>>>>

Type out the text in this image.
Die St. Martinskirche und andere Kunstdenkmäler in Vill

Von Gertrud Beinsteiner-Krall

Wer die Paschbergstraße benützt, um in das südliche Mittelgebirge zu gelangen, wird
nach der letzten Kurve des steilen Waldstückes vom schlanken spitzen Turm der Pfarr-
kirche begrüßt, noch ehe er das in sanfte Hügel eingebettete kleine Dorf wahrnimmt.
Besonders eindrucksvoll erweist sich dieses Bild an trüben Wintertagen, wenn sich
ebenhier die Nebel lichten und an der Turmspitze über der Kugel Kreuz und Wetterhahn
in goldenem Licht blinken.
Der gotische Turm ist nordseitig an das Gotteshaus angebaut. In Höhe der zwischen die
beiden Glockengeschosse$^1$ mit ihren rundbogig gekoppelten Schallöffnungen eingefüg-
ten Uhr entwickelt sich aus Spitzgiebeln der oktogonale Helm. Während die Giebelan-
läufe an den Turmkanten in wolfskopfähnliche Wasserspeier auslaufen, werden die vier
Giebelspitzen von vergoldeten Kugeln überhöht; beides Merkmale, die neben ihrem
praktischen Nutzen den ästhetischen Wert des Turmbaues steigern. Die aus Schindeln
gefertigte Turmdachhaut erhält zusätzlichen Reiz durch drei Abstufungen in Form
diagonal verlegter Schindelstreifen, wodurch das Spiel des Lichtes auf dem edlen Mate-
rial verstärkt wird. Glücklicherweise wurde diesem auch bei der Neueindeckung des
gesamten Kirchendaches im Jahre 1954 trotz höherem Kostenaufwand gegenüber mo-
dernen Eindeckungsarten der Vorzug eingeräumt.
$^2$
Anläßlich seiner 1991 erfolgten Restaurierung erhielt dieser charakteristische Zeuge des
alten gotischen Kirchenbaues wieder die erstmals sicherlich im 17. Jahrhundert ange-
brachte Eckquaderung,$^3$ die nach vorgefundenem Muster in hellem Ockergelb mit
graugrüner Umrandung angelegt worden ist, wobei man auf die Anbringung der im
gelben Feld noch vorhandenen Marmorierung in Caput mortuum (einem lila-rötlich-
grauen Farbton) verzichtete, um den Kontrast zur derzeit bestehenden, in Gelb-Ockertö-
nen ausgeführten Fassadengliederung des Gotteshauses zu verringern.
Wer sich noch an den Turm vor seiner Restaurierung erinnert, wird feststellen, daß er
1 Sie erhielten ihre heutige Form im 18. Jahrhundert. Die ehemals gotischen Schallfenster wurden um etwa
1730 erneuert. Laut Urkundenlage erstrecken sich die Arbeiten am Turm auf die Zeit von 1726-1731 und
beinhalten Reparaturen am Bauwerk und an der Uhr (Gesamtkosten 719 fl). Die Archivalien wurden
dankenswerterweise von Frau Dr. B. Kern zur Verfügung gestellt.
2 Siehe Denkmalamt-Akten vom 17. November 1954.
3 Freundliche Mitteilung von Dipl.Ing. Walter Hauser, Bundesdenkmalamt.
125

<<<<

What you should do ▸ Of the lines in the data, how many hold the string "gotischen"? State the number, nothing else.

Exercise result ▸ 2